**Work to be completed:**
Transcribe every entry word for word, leaving out all images.

**Data to process:**
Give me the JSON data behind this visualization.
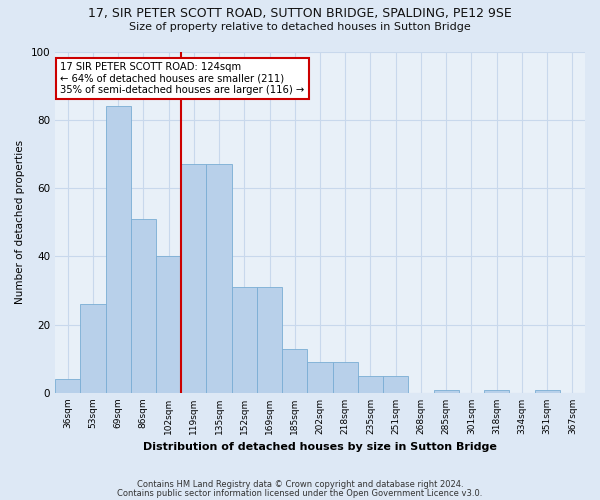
{
  "title1": "17, SIR PETER SCOTT ROAD, SUTTON BRIDGE, SPALDING, PE12 9SE",
  "title2": "Size of property relative to detached houses in Sutton Bridge",
  "xlabel": "Distribution of detached houses by size in Sutton Bridge",
  "ylabel": "Number of detached properties",
  "categories": [
    "36sqm",
    "53sqm",
    "69sqm",
    "86sqm",
    "102sqm",
    "119sqm",
    "135sqm",
    "152sqm",
    "169sqm",
    "185sqm",
    "202sqm",
    "218sqm",
    "235sqm",
    "251sqm",
    "268sqm",
    "285sqm",
    "301sqm",
    "318sqm",
    "334sqm",
    "351sqm",
    "367sqm"
  ],
  "bar_values": [
    4,
    26,
    84,
    51,
    40,
    67,
    67,
    31,
    31,
    13,
    9,
    9,
    5,
    5,
    0,
    1,
    0,
    1,
    0,
    1,
    0
  ],
  "bar_color": "#b8d0ea",
  "bar_edge_color": "#7aadd4",
  "ref_line_index": 5,
  "ref_line_color": "#cc0000",
  "annotation_text": "17 SIR PETER SCOTT ROAD: 124sqm\n← 64% of detached houses are smaller (211)\n35% of semi-detached houses are larger (116) →",
  "annotation_box_color": "white",
  "annotation_box_edge": "#cc0000",
  "ylim": [
    0,
    100
  ],
  "yticks": [
    0,
    20,
    40,
    60,
    80,
    100
  ],
  "footer1": "Contains HM Land Registry data © Crown copyright and database right 2024.",
  "footer2": "Contains public sector information licensed under the Open Government Licence v3.0.",
  "bg_color": "#dde8f5",
  "plot_bg_color": "#e8f0f8",
  "grid_color": "#c8d8ec"
}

**Task answer:**
Give me the JSON data behind this visualization.
{
  "title1": "17, SIR PETER SCOTT ROAD, SUTTON BRIDGE, SPALDING, PE12 9SE",
  "title2": "Size of property relative to detached houses in Sutton Bridge",
  "xlabel": "Distribution of detached houses by size in Sutton Bridge",
  "ylabel": "Number of detached properties",
  "categories": [
    "36sqm",
    "53sqm",
    "69sqm",
    "86sqm",
    "102sqm",
    "119sqm",
    "135sqm",
    "152sqm",
    "169sqm",
    "185sqm",
    "202sqm",
    "218sqm",
    "235sqm",
    "251sqm",
    "268sqm",
    "285sqm",
    "301sqm",
    "318sqm",
    "334sqm",
    "351sqm",
    "367sqm"
  ],
  "bar_values": [
    4,
    26,
    84,
    51,
    40,
    67,
    67,
    31,
    31,
    13,
    9,
    9,
    5,
    5,
    0,
    1,
    0,
    1,
    0,
    1,
    0
  ],
  "bar_color": "#b8d0ea",
  "bar_edge_color": "#7aadd4",
  "ref_line_index": 5,
  "ref_line_color": "#cc0000",
  "annotation_text": "17 SIR PETER SCOTT ROAD: 124sqm\n← 64% of detached houses are smaller (211)\n35% of semi-detached houses are larger (116) →",
  "annotation_box_color": "white",
  "annotation_box_edge": "#cc0000",
  "ylim": [
    0,
    100
  ],
  "yticks": [
    0,
    20,
    40,
    60,
    80,
    100
  ],
  "footer1": "Contains HM Land Registry data © Crown copyright and database right 2024.",
  "footer2": "Contains public sector information licensed under the Open Government Licence v3.0.",
  "bg_color": "#dde8f5",
  "plot_bg_color": "#e8f0f8",
  "grid_color": "#c8d8ec"
}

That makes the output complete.